=== What you have to do ===
Every entry needs to be printed exactly, please.

Stored data:

┌──

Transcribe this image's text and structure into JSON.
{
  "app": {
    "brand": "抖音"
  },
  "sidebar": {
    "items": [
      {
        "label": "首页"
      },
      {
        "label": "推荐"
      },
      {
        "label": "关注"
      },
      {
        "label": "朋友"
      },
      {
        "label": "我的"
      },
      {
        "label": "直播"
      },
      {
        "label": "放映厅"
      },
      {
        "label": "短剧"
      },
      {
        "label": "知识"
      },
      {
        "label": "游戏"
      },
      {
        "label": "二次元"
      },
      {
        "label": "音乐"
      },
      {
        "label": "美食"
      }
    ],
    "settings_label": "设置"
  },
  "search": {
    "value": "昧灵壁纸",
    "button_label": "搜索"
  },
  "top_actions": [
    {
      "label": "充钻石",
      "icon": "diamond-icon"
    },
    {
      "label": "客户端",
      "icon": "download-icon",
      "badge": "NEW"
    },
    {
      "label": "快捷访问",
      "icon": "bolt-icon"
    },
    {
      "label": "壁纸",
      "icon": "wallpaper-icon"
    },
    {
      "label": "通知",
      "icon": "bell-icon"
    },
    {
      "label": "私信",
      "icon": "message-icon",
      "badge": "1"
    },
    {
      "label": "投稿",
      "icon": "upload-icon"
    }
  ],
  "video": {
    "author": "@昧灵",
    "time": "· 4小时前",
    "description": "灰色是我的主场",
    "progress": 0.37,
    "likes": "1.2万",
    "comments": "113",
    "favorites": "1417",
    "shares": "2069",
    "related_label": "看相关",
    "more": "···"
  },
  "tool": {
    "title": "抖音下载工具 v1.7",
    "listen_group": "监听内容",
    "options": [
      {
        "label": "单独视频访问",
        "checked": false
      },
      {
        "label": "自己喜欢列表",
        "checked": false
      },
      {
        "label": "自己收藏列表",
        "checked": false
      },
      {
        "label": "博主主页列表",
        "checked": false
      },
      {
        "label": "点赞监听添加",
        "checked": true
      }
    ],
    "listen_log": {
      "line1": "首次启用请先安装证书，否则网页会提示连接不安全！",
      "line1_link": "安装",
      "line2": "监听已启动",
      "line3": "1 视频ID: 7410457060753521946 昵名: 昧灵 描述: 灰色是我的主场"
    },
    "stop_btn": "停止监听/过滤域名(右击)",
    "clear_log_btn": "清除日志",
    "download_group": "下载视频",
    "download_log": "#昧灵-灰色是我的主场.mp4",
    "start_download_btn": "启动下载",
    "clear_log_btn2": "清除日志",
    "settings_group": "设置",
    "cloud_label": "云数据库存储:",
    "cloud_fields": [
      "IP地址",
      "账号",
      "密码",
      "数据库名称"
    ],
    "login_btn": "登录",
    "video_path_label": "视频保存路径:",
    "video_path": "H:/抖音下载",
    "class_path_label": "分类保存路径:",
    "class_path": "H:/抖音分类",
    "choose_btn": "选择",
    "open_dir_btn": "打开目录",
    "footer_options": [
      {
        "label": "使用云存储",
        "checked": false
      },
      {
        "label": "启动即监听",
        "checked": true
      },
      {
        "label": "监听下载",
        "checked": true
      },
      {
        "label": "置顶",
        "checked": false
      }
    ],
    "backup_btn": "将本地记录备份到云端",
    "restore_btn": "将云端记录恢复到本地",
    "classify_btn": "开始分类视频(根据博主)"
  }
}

└──

=== Problem solution ===
Transcribe this image's text and structure into JSON.
{
  "app": {
    "brand": "抖音"
  },
  "sidebar": {
    "items": [
      {
        "label": "首页"
      },
      {
        "label": "推荐"
      },
      {
        "label": "关注"
      },
      {
        "label": "朋友"
      },
      {
        "label": "我的"
      },
      {
        "label": "直播"
      },
      {
        "label": "放映厅"
      },
      {
        "label": "短剧"
      },
      {
        "label": "知识"
      },
      {
        "label": "游戏"
      },
      {
        "label": "二次元"
      },
      {
        "label": "音乐"
      },
      {
        "label": "美食"
      }
    ],
    "settings_label": "设置"
  },
  "search": {
    "value": "昧灵壁纸",
    "button_label": "搜索"
  },
  "top_actions": [
    {
      "label": "充钻石",
      "icon": "diamond-icon"
    },
    {
      "label": "客户端",
      "icon": "download-icon",
      "badge": "NEW"
    },
    {
      "label": "快捷访问",
      "icon": "bolt-icon"
    },
    {
      "label": "壁纸",
      "icon": "wallpaper-icon"
    },
    {
      "label": "通知",
      "icon": "bell-icon"
    },
    {
      "label": "私信",
      "icon": "message-icon",
      "badge": "1"
    },
    {
      "label": "投稿",
      "icon": "upload-icon"
    }
  ],
  "video": {
    "author": "@昧灵",
    "time": "· 4小时前",
    "description": "灰色是我的主场",
    "progress": 0.37,
    "likes": "1.2万",
    "comments": "113",
    "favorites": "1417",
    "shares": "2069",
    "related_label": "看相关",
    "more": "···"
  },
  "tool": {
    "title": "抖音下载工具 v1.7",
    "listen_group": "监听内容",
    "options": [
      {
        "label": "单独视频访问",
        "checked": false
      },
      {
        "label": "自己喜欢列表",
        "checked": false
      },
      {
        "label": "自己收藏列表",
        "checked": false
      },
      {
        "label": "博主主页列表",
        "checked": false
      },
      {
        "label": "点赞监听添加",
        "checked": true
      }
    ],
    "listen_log": {
      "line1": "首次启用请先安装证书，否则网页会提示连接不安全！",
      "line1_link": "安装",
      "line2": "监听已启动",
      "line3": "1 视频ID: 7410457060753521946 昵名: 昧灵 描述: 灰色是我的主场"
    },
    "stop_btn": "停止监听/过滤域名(右击)",
    "clear_log_btn": "清除日志",
    "download_group": "下载视频",
    "download_log": "#昧灵-灰色是我的主场.mp4",
    "start_download_btn": "启动下载",
    "clear_log_btn2": "清除日志",
    "settings_group": "设置",
    "cloud_label": "云数据库存储:",
    "cloud_fields": [
      "IP地址",
      "账号",
      "密码",
      "数据库名称"
    ],
    "login_btn": "登录",
    "video_path_label": "视频保存路径:",
    "video_path": "H:/抖音下载",
    "class_path_label": "分类保存路径:",
    "class_path": "H:/抖音分类",
    "choose_btn": "选择",
    "open_dir_btn": "打开目录",
    "footer_options": [
      {
        "label": "使用云存储",
        "checked": false
      },
      {
        "label": "启动即监听",
        "checked": true
      },
      {
        "label": "监听下载",
        "checked": true
      },
      {
        "label": "置顶",
        "checked": false
      }
    ],
    "backup_btn": "将本地记录备份到云端",
    "restore_btn": "将云端记录恢复到本地",
    "classify_btn": "开始分类视频(根据博主)"
  }
}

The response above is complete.